● Task to complete
Set down all of the data exactly as it appears.

● Input records
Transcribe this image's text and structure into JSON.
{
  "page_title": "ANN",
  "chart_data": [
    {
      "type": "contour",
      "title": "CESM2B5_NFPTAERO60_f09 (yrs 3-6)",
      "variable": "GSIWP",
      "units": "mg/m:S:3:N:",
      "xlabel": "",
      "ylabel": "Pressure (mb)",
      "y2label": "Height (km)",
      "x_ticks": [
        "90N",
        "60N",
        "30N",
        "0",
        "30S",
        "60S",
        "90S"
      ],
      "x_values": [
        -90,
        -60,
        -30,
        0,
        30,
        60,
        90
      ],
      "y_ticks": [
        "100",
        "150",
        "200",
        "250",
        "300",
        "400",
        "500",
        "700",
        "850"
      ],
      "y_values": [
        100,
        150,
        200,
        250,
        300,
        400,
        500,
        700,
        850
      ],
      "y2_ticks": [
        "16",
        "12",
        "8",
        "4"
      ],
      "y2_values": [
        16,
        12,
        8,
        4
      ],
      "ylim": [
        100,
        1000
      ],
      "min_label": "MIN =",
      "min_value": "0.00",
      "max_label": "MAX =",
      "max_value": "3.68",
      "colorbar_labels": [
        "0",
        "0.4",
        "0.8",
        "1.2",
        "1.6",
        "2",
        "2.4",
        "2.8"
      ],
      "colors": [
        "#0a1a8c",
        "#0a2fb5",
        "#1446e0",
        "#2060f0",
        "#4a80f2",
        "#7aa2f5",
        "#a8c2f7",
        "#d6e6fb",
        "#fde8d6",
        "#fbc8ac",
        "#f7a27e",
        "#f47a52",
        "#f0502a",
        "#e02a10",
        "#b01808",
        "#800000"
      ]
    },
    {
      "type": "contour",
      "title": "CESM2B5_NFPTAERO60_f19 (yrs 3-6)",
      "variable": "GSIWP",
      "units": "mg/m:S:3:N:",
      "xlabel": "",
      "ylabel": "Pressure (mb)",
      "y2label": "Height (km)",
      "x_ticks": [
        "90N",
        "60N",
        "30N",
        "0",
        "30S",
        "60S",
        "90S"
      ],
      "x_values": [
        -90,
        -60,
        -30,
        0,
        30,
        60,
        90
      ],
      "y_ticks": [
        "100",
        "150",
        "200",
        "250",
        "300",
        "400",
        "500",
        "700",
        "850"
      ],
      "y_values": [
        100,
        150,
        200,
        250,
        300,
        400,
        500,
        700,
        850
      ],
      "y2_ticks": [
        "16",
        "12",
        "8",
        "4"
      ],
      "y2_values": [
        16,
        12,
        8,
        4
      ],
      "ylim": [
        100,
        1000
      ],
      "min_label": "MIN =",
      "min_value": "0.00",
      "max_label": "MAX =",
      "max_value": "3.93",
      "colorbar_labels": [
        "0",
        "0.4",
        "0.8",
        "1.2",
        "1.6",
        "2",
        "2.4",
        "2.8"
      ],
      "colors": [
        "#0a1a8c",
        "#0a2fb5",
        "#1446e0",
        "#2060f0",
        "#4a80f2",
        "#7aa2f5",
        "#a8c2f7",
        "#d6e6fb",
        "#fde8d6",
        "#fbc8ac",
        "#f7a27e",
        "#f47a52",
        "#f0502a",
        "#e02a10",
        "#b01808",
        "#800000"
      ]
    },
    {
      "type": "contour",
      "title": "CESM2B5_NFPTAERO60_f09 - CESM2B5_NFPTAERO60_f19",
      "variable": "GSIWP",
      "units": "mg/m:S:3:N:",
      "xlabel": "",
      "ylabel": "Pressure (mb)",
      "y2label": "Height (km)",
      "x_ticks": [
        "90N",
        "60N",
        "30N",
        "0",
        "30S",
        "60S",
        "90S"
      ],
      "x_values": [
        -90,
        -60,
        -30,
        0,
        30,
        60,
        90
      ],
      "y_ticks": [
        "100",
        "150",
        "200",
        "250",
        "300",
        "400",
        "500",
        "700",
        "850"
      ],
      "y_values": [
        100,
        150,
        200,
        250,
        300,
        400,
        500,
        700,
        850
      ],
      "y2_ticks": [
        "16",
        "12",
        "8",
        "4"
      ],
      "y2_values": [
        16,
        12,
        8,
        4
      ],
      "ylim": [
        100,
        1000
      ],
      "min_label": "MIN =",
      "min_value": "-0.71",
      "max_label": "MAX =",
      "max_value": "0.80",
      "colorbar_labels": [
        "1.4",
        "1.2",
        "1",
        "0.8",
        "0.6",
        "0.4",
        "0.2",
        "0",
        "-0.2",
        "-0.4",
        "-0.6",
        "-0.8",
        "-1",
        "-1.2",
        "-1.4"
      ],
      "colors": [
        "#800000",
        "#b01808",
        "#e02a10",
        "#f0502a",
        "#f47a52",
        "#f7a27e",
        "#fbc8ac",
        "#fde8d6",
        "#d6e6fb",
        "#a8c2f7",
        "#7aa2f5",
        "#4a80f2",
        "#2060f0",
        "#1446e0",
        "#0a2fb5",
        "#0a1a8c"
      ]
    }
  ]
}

● Exercise response
Transcribe this image's text and structure into JSON.
{
  "page_title": "ANN",
  "chart_data": [
    {
      "type": "contour",
      "title": "CESM2B5_NFPTAERO60_f09 (yrs 3-6)",
      "variable": "GSIWP",
      "units": "mg/m:S:3:N:",
      "xlabel": "",
      "ylabel": "Pressure (mb)",
      "y2label": "Height (km)",
      "x_ticks": [
        "90N",
        "60N",
        "30N",
        "0",
        "30S",
        "60S",
        "90S"
      ],
      "x_values": [
        -90,
        -60,
        -30,
        0,
        30,
        60,
        90
      ],
      "y_ticks": [
        "100",
        "150",
        "200",
        "250",
        "300",
        "400",
        "500",
        "700",
        "850"
      ],
      "y_values": [
        100,
        150,
        200,
        250,
        300,
        400,
        500,
        700,
        850
      ],
      "y2_ticks": [
        "16",
        "12",
        "8",
        "4"
      ],
      "y2_values": [
        16,
        12,
        8,
        4
      ],
      "ylim": [
        100,
        1000
      ],
      "min_label": "MIN =",
      "min_value": "0.00",
      "max_label": "MAX =",
      "max_value": "3.68",
      "colorbar_labels": [
        "0",
        "0.4",
        "0.8",
        "1.2",
        "1.6",
        "2",
        "2.4",
        "2.8"
      ],
      "colors": [
        "#0a1a8c",
        "#0a2fb5",
        "#1446e0",
        "#2060f0",
        "#4a80f2",
        "#7aa2f5",
        "#a8c2f7",
        "#d6e6fb",
        "#fde8d6",
        "#fbc8ac",
        "#f7a27e",
        "#f47a52",
        "#f0502a",
        "#e02a10",
        "#b01808",
        "#800000"
      ]
    },
    {
      "type": "contour",
      "title": "CESM2B5_NFPTAERO60_f19 (yrs 3-6)",
      "variable": "GSIWP",
      "units": "mg/m:S:3:N:",
      "xlabel": "",
      "ylabel": "Pressure (mb)",
      "y2label": "Height (km)",
      "x_ticks": [
        "90N",
        "60N",
        "30N",
        "0",
        "30S",
        "60S",
        "90S"
      ],
      "x_values": [
        -90,
        -60,
        -30,
        0,
        30,
        60,
        90
      ],
      "y_ticks": [
        "100",
        "150",
        "200",
        "250",
        "300",
        "400",
        "500",
        "700",
        "850"
      ],
      "y_values": [
        100,
        150,
        200,
        250,
        300,
        400,
        500,
        700,
        850
      ],
      "y2_ticks": [
        "16",
        "12",
        "8",
        "4"
      ],
      "y2_values": [
        16,
        12,
        8,
        4
      ],
      "ylim": [
        100,
        1000
      ],
      "min_label": "MIN =",
      "min_value": "0.00",
      "max_label": "MAX =",
      "max_value": "3.93",
      "colorbar_labels": [
        "0",
        "0.4",
        "0.8",
        "1.2",
        "1.6",
        "2",
        "2.4",
        "2.8"
      ],
      "colors": [
        "#0a1a8c",
        "#0a2fb5",
        "#1446e0",
        "#2060f0",
        "#4a80f2",
        "#7aa2f5",
        "#a8c2f7",
        "#d6e6fb",
        "#fde8d6",
        "#fbc8ac",
        "#f7a27e",
        "#f47a52",
        "#f0502a",
        "#e02a10",
        "#b01808",
        "#800000"
      ]
    },
    {
      "type": "contour",
      "title": "CESM2B5_NFPTAERO60_f09 - CESM2B5_NFPTAERO60_f19",
      "variable": "GSIWP",
      "units": "mg/m:S:3:N:",
      "xlabel": "",
      "ylabel": "Pressure (mb)",
      "y2label": "Height (km)",
      "x_ticks": [
        "90N",
        "60N",
        "30N",
        "0",
        "30S",
        "60S",
        "90S"
      ],
      "x_values": [
        -90,
        -60,
        -30,
        0,
        30,
        60,
        90
      ],
      "y_ticks": [
        "100",
        "150",
        "200",
        "250",
        "300",
        "400",
        "500",
        "700",
        "850"
      ],
      "y_values": [
        100,
        150,
        200,
        250,
        300,
        400,
        500,
        700,
        850
      ],
      "y2_ticks": [
        "16",
        "12",
        "8",
        "4"
      ],
      "y2_values": [
        16,
        12,
        8,
        4
      ],
      "ylim": [
        100,
        1000
      ],
      "min_label": "MIN =",
      "min_value": "-0.71",
      "max_label": "MAX =",
      "max_value": "0.80",
      "colorbar_labels": [
        "1.4",
        "1.2",
        "1",
        "0.8",
        "0.6",
        "0.4",
        "0.2",
        "0",
        "-0.2",
        "-0.4",
        "-0.6",
        "-0.8",
        "-1",
        "-1.2",
        "-1.4"
      ],
      "colors": [
        "#800000",
        "#b01808",
        "#e02a10",
        "#f0502a",
        "#f47a52",
        "#f7a27e",
        "#fbc8ac",
        "#fde8d6",
        "#d6e6fb",
        "#a8c2f7",
        "#7aa2f5",
        "#4a80f2",
        "#2060f0",
        "#1446e0",
        "#0a2fb5",
        "#0a1a8c"
      ]
    }
  ]
}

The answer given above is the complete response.